>>>>>
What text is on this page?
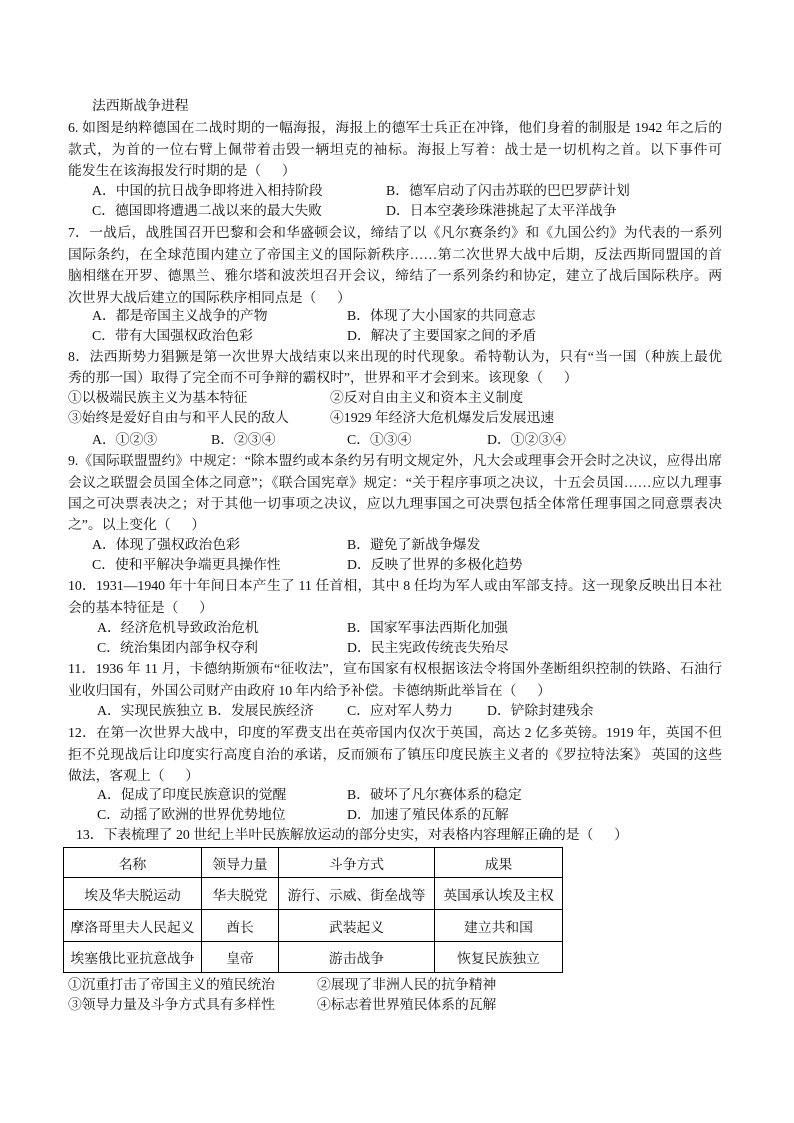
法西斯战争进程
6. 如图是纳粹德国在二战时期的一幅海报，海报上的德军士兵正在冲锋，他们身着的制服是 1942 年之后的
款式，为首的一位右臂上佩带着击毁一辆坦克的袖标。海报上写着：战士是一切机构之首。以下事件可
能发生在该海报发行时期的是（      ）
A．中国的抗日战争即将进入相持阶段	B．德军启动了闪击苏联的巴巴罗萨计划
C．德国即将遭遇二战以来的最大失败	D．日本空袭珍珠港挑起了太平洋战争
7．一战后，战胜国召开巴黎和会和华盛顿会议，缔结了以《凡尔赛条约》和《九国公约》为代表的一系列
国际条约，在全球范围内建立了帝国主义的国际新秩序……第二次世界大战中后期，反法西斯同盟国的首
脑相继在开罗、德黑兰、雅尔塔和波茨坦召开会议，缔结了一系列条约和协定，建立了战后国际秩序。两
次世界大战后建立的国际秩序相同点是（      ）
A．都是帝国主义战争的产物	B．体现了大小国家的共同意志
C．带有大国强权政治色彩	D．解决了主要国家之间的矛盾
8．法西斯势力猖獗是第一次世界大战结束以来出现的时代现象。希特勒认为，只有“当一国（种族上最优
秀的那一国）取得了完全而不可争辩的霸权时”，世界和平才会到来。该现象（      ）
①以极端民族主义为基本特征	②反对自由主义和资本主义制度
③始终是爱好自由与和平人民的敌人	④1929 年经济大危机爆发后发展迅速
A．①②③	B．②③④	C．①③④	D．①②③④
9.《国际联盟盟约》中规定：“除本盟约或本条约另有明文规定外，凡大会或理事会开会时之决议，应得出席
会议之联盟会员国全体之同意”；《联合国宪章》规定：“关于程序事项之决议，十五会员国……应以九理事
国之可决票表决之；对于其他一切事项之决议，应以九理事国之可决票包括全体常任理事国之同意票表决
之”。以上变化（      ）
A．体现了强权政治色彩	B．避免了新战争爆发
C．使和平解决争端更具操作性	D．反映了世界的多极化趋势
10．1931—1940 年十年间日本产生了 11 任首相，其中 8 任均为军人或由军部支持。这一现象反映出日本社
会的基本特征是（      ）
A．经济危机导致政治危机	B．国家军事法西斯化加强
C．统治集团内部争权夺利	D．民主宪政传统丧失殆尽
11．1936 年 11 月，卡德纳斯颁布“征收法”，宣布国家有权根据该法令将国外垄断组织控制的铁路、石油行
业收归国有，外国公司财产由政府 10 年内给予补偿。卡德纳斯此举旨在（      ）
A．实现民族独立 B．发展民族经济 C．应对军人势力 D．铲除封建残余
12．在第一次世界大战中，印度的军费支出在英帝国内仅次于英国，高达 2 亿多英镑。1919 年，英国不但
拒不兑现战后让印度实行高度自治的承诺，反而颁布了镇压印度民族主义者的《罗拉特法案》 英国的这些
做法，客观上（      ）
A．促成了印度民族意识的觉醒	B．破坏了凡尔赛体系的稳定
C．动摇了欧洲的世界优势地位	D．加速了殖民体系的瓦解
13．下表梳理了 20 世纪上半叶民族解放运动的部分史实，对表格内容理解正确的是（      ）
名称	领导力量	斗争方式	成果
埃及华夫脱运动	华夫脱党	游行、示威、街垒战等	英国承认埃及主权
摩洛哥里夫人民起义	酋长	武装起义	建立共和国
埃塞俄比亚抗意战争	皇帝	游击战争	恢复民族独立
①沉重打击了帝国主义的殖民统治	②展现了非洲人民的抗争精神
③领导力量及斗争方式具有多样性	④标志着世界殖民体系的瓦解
<<<<<
◆ What you are asked to do: Skip the pictures and transcribe the rest of the records exactly.

◆ Result:
What text is on this page?
法西斯战争进程
6. 如图是纳粹德国在二战时期的一幅海报，海报上的德军士兵正在冲锋，他们身着的制服是 1942 年之后的
款式，为首的一位右臂上佩带着击毁一辆坦克的袖标。海报上写着：战士是一切机构之首。以下事件可
能发生在该海报发行时期的是（      ）
A．中国的抗日战争即将进入相持阶段	B．德军启动了闪击苏联的巴巴罗萨计划
C．德国即将遭遇二战以来的最大失败	D．日本空袭珍珠港挑起了太平洋战争
7．一战后，战胜国召开巴黎和会和华盛顿会议，缔结了以《凡尔赛条约》和《九国公约》为代表的一系列
国际条约，在全球范围内建立了帝国主义的国际新秩序……第二次世界大战中后期，反法西斯同盟国的首
脑相继在开罗、德黑兰、雅尔塔和波茨坦召开会议，缔结了一系列条约和协定，建立了战后国际秩序。两
次世界大战后建立的国际秩序相同点是（      ）
A．都是帝国主义战争的产物	B．体现了大小国家的共同意志
C．带有大国强权政治色彩	D．解决了主要国家之间的矛盾
8．法西斯势力猖獗是第一次世界大战结束以来出现的时代现象。希特勒认为，只有“当一国（种族上最优
秀的那一国）取得了完全而不可争辩的霸权时”，世界和平才会到来。该现象（      ）
①以极端民族主义为基本特征	②反对自由主义和资本主义制度
③始终是爱好自由与和平人民的敌人	④1929 年经济大危机爆发后发展迅速
A．①②③	B．②③④	C．①③④	D．①②③④
9.《国际联盟盟约》中规定：“除本盟约或本条约另有明文规定外，凡大会或理事会开会时之决议，应得出席
会议之联盟会员国全体之同意”；《联合国宪章》规定：“关于程序事项之决议，十五会员国……应以九理事
国之可决票表决之；对于其他一切事项之决议，应以九理事国之可决票包括全体常任理事国之同意票表决
之”。以上变化（      ）
A．体现了强权政治色彩	B．避免了新战争爆发
C．使和平解决争端更具操作性	D．反映了世界的多极化趋势
10．1931—1940 年十年间日本产生了 11 任首相，其中 8 任均为军人或由军部支持。这一现象反映出日本社
会的基本特征是（      ）
A．经济危机导致政治危机	B．国家军事法西斯化加强
C．统治集团内部争权夺利	D．民主宪政传统丧失殆尽
11．1936 年 11 月，卡德纳斯颁布“征收法”，宣布国家有权根据该法令将国外垄断组织控制的铁路、石油行
业收归国有，外国公司财产由政府 10 年内给予补偿。卡德纳斯此举旨在（      ）
A．实现民族独立 B．发展民族经济 C．应对军人势力 D．铲除封建残余
12．在第一次世界大战中，印度的军费支出在英帝国内仅次于英国，高达 2 亿多英镑。1919 年，英国不但
拒不兑现战后让印度实行高度自治的承诺，反而颁布了镇压印度民族主义者的《罗拉特法案》 英国的这些
做法，客观上（      ）
A．促成了印度民族意识的觉醒	B．破坏了凡尔赛体系的稳定
C．动摇了欧洲的世界优势地位	D．加速了殖民体系的瓦解
13．下表梳理了 20 世纪上半叶民族解放运动的部分史实，对表格内容理解正确的是（      ）
名称	领导力量	斗争方式	成果
埃及华夫脱运动	华夫脱党	游行、示威、街垒战等	英国承认埃及主权
摩洛哥里夫人民起义	酋长	武装起义	建立共和国
埃塞俄比亚抗意战争	皇帝	游击战争	恢复民族独立
①沉重打击了帝国主义的殖民统治	②展现了非洲人民的抗争精神
③领导力量及斗争方式具有多样性	④标志着世界殖民体系的瓦解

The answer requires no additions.